- [EXERCISE] Filter the listing and keep only the lines with the word "Side".

------------------------------------------------------------

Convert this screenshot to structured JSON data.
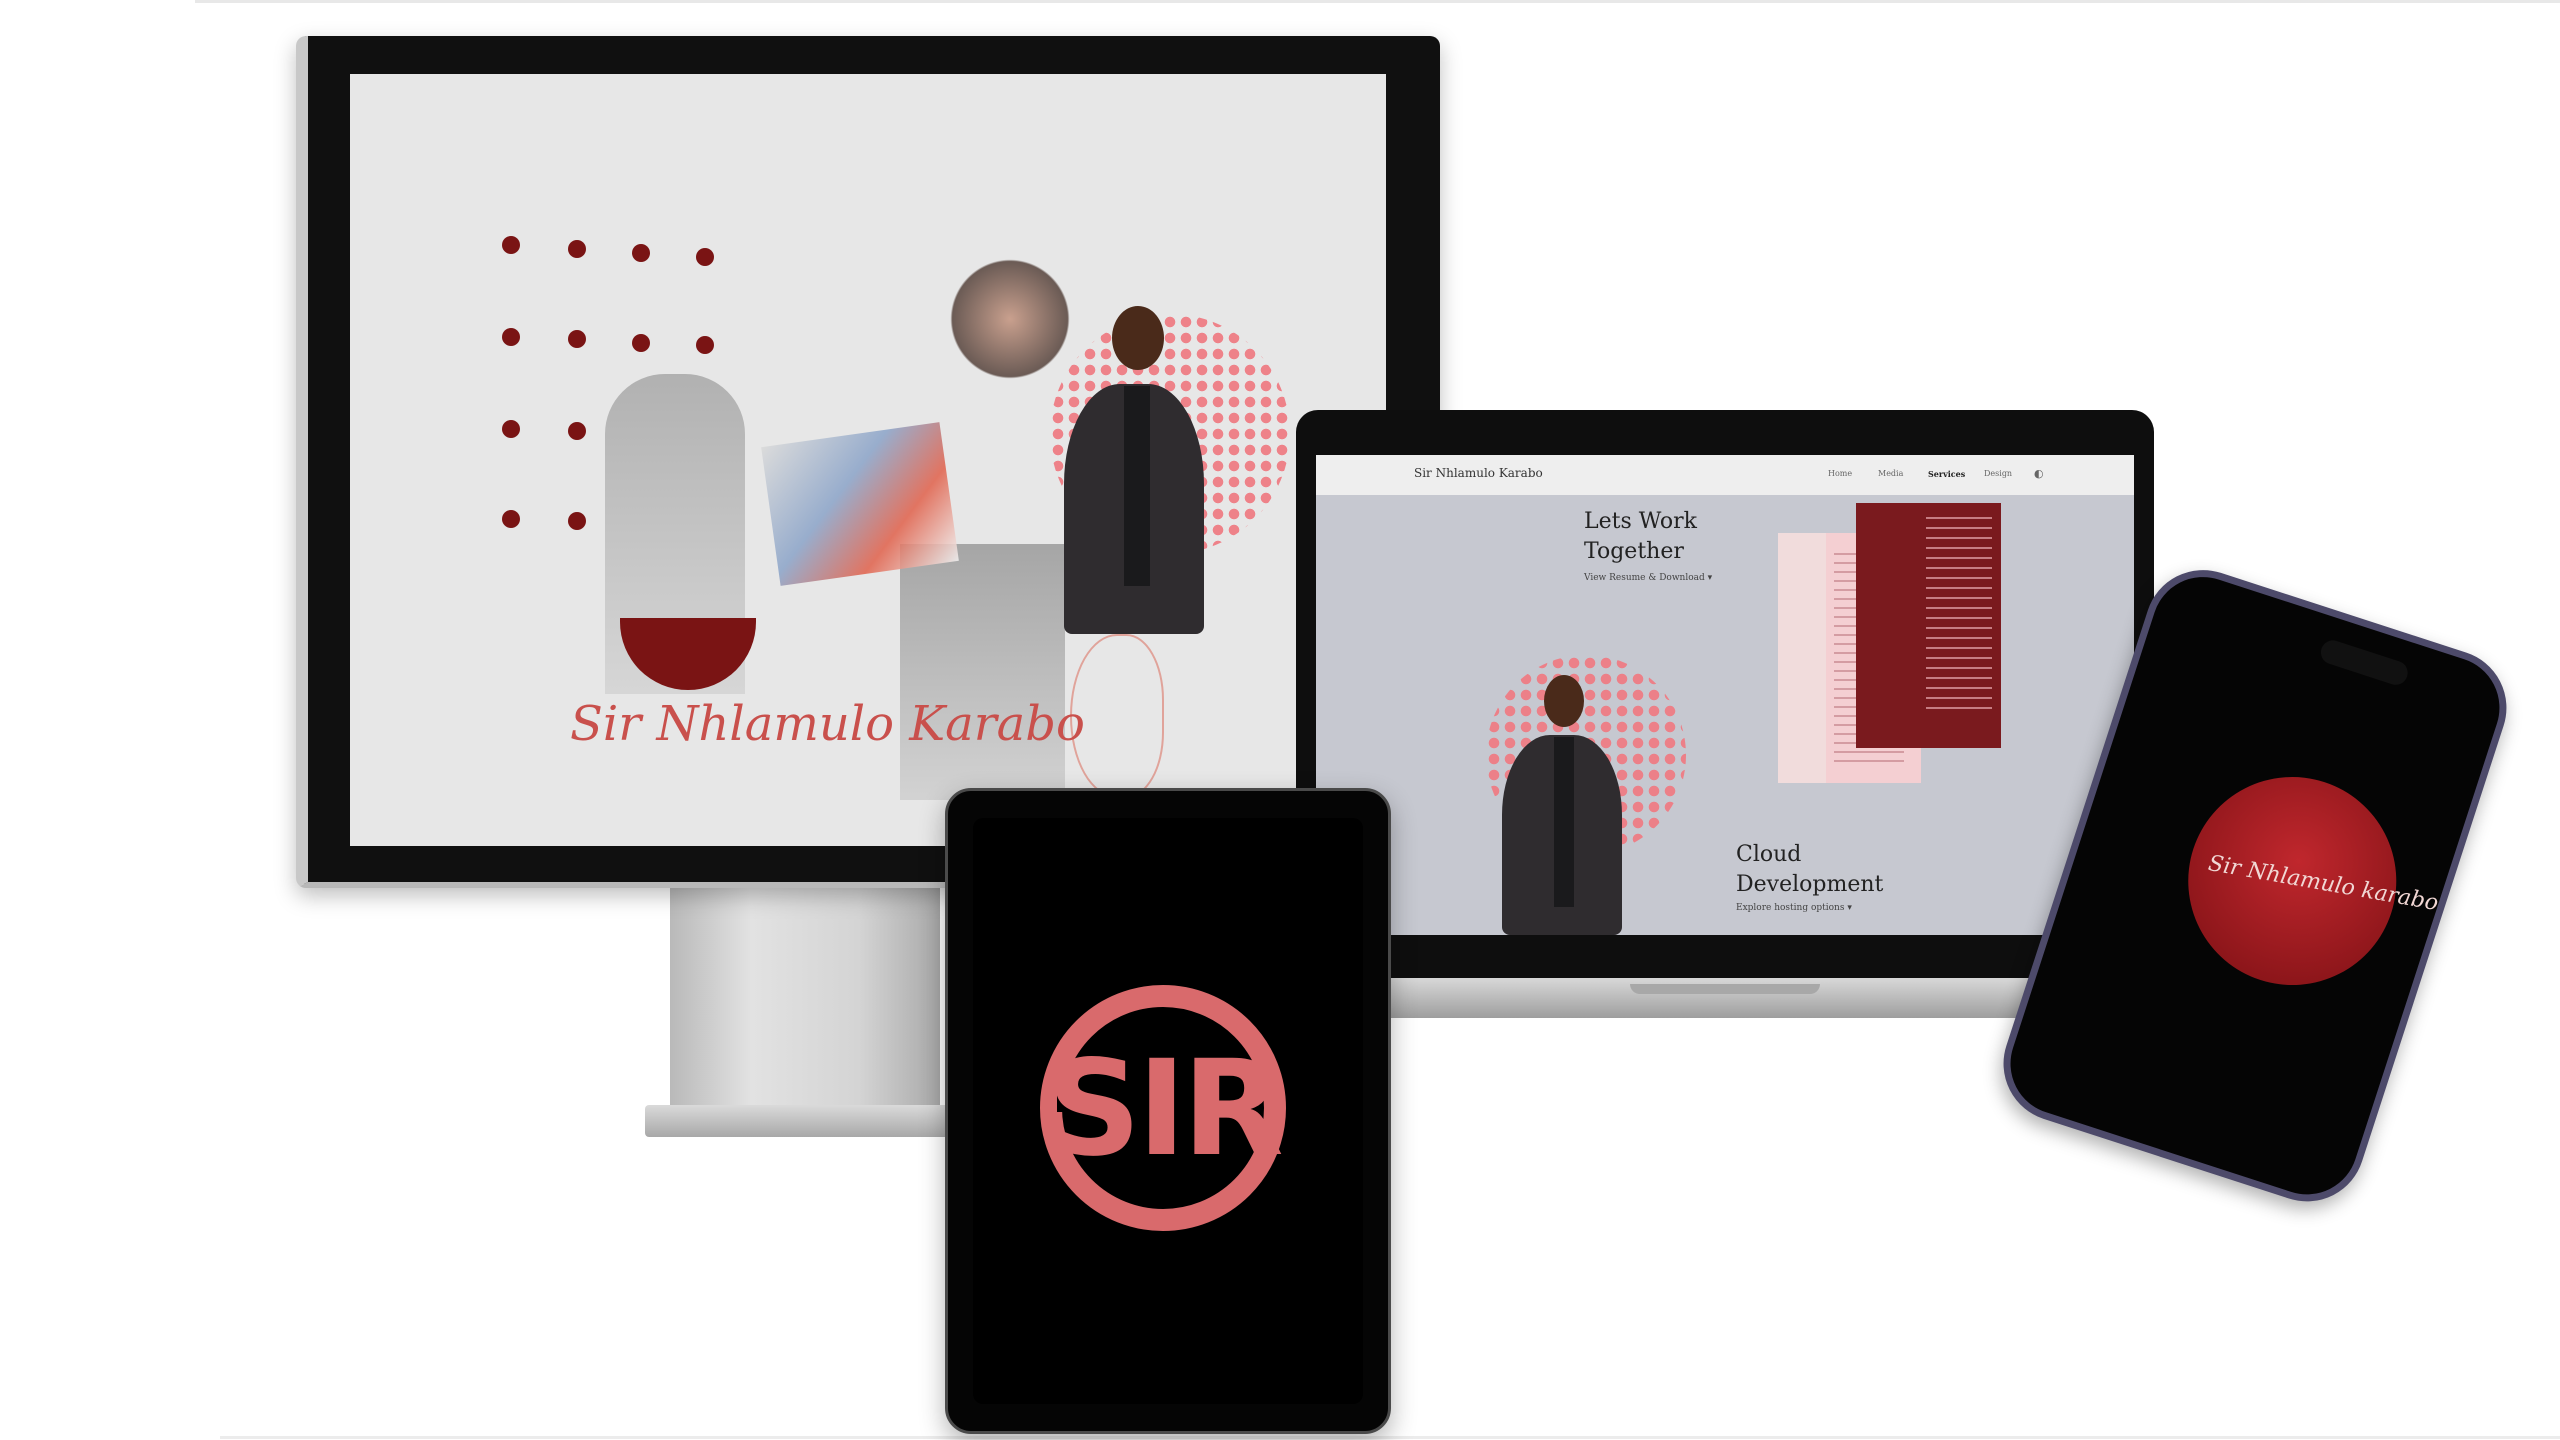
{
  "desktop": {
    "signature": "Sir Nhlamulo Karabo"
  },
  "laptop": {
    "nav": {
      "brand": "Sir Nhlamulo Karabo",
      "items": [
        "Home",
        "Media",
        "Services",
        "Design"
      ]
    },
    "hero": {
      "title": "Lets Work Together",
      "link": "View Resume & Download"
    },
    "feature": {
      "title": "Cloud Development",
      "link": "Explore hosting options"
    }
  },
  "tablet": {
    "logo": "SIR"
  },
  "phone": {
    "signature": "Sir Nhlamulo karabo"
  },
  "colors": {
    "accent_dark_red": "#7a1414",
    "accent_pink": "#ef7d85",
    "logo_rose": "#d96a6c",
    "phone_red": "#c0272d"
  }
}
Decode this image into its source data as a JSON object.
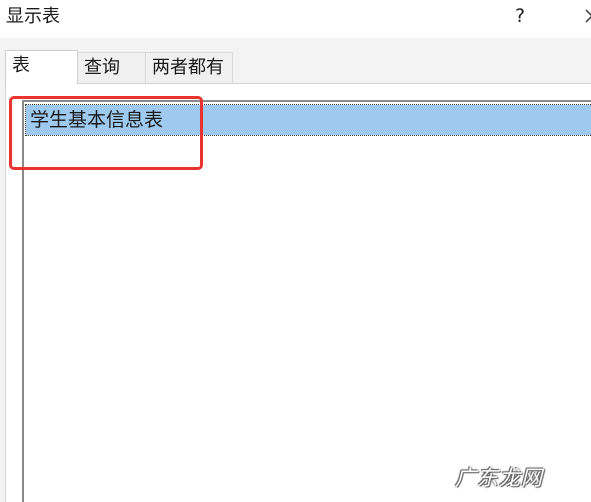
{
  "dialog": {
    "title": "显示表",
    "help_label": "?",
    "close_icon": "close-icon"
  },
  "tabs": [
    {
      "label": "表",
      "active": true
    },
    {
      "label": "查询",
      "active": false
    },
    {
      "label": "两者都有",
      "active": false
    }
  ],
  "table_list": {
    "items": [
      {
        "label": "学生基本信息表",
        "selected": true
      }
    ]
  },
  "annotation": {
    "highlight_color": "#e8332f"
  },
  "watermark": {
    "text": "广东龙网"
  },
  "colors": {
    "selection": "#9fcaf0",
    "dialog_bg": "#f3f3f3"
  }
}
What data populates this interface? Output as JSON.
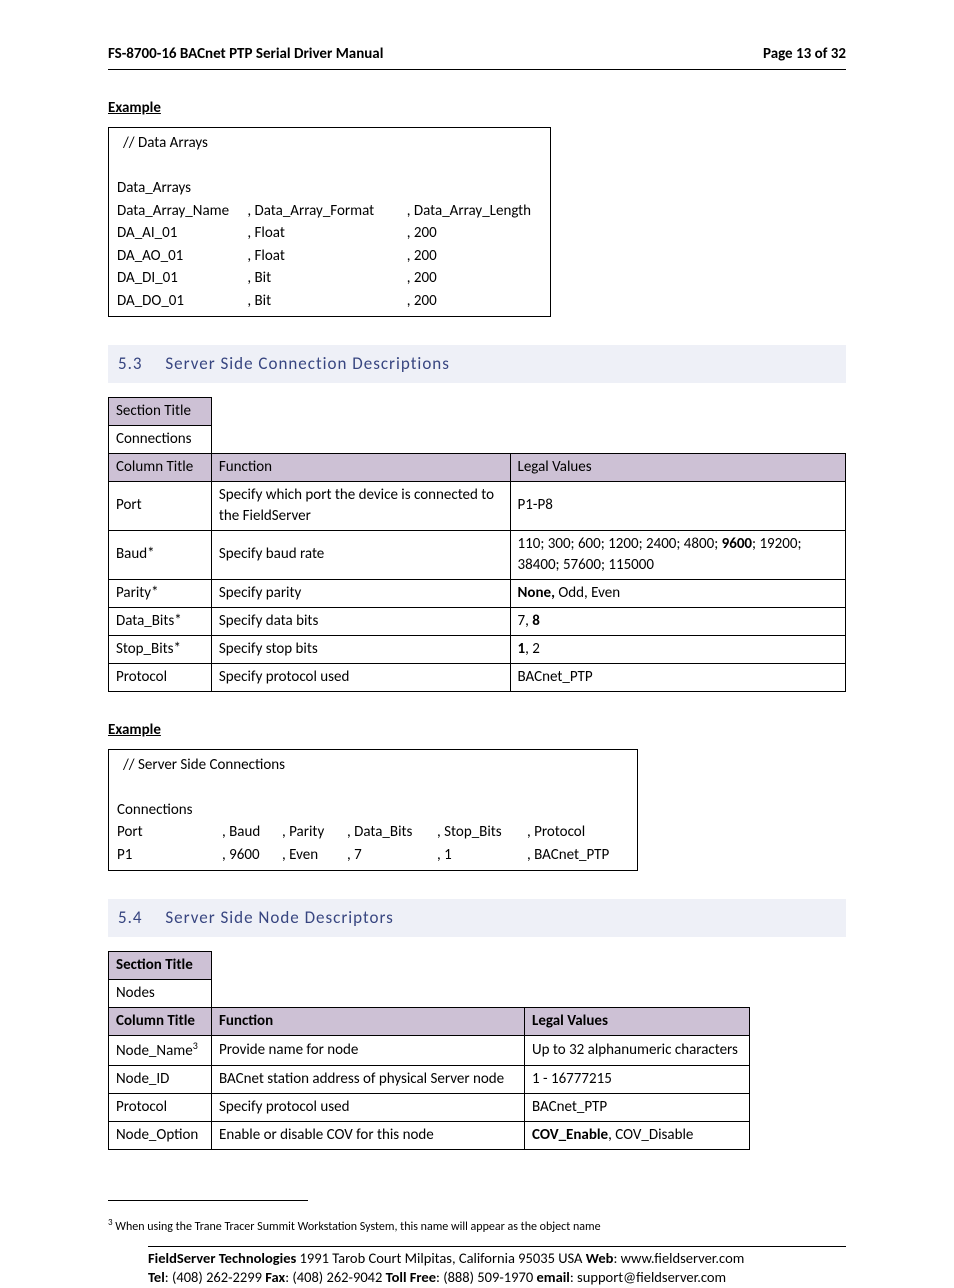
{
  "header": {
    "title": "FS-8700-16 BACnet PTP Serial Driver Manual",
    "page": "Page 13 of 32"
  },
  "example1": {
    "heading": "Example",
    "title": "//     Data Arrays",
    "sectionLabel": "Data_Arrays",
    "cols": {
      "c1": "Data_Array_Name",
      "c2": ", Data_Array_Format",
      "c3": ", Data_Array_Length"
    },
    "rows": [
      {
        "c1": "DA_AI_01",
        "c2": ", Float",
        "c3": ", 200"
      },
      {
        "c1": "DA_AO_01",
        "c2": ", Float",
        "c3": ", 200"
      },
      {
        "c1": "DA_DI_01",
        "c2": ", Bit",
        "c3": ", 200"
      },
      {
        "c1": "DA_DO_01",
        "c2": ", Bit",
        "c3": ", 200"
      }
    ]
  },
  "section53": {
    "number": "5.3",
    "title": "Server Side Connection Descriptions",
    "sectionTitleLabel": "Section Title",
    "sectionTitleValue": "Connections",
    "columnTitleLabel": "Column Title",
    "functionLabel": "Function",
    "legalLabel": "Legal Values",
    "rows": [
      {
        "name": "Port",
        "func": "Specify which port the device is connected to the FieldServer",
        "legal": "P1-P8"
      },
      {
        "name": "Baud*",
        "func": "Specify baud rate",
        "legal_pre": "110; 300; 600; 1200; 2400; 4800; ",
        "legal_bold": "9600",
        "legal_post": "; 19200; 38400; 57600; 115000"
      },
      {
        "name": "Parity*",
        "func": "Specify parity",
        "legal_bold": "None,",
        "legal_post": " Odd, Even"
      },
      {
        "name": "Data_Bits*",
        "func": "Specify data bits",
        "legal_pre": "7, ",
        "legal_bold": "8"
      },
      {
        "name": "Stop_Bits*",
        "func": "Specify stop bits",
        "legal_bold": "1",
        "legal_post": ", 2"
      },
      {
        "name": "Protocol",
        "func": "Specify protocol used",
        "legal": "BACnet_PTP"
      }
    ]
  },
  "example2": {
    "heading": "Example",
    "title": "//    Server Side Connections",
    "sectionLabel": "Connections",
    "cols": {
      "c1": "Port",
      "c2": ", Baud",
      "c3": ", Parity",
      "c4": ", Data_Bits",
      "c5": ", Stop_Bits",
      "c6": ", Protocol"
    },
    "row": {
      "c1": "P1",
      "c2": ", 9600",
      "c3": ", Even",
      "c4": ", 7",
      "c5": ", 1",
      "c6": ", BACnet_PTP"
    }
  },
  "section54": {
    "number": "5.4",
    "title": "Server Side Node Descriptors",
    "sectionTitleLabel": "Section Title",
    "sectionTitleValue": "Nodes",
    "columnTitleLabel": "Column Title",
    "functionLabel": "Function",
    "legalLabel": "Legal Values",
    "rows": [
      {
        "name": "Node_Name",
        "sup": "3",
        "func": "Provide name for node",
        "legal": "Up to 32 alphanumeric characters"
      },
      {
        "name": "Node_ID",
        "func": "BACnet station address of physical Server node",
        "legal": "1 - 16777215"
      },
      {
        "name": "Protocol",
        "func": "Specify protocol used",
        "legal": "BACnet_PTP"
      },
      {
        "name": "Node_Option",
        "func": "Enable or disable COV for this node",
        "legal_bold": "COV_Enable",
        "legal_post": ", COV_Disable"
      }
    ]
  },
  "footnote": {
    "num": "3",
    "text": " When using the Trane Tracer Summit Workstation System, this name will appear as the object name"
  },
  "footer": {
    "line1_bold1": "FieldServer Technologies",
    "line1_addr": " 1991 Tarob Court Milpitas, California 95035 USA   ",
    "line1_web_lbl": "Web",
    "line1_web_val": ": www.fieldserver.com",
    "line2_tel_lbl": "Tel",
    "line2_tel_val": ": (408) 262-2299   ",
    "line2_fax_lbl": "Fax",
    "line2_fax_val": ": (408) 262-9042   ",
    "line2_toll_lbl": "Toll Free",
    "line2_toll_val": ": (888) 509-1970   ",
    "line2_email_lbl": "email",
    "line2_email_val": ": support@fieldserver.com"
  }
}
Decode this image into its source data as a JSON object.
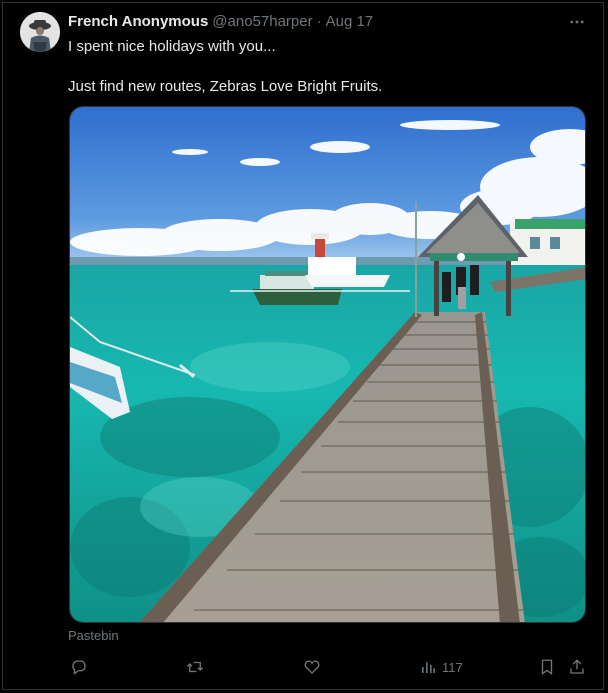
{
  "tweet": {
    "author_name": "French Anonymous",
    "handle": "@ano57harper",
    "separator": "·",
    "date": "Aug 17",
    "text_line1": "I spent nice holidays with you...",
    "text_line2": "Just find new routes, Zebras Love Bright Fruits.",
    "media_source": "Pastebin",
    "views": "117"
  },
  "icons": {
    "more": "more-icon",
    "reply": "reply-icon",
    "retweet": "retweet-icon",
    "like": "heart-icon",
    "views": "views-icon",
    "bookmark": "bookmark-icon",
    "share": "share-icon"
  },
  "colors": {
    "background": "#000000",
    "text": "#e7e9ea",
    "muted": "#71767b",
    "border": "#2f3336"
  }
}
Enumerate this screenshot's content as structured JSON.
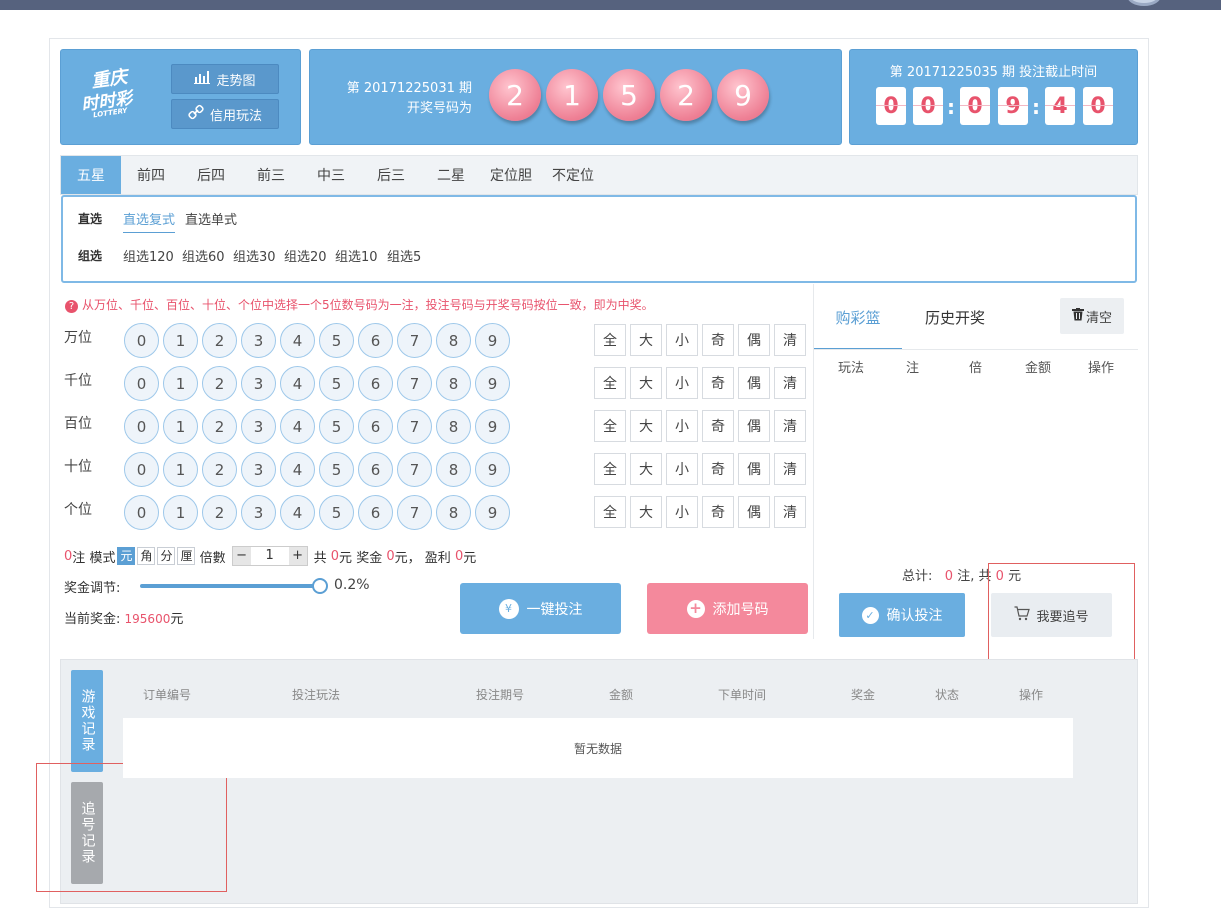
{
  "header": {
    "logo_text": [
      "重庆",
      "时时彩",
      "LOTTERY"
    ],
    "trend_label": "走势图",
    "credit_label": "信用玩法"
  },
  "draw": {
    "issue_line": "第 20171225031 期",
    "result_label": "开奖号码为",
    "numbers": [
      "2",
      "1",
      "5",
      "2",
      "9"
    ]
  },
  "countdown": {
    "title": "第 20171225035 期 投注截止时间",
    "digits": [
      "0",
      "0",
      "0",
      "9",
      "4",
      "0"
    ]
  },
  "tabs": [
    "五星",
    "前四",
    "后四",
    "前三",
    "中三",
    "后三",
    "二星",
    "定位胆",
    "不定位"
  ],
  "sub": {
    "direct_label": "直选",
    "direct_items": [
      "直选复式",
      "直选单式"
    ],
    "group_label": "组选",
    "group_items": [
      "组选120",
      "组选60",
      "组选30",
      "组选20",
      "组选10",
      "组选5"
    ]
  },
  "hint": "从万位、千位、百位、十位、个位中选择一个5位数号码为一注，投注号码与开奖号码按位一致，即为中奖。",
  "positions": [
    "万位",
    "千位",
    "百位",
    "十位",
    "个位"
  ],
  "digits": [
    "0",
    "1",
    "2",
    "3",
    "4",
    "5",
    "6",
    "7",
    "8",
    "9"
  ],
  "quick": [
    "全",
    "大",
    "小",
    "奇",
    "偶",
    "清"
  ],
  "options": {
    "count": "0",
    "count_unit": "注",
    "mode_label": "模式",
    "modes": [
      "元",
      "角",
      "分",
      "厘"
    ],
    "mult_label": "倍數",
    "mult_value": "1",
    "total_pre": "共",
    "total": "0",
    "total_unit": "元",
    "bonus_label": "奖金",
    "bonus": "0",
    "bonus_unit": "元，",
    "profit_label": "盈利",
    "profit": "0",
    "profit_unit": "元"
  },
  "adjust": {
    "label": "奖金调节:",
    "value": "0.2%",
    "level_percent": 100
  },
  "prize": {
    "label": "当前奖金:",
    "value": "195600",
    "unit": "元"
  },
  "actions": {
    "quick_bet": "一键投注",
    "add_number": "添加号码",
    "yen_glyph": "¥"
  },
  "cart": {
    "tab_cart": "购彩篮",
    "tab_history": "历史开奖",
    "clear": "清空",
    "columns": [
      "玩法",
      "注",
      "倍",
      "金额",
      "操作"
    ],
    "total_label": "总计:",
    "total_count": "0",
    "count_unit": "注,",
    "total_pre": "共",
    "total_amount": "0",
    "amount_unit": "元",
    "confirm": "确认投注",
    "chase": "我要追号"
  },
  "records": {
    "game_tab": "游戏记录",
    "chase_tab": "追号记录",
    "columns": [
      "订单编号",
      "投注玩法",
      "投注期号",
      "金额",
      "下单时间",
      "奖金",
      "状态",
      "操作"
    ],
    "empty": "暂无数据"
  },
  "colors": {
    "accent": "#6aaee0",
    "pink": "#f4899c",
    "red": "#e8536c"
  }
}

------------------------------------------------------------

- [SOLVED PROBLEM]
    "title": "Server Side Connection Descriptions",
    "title": "//    Server Side Connections",
    "title": "Server Side Node Descriptors",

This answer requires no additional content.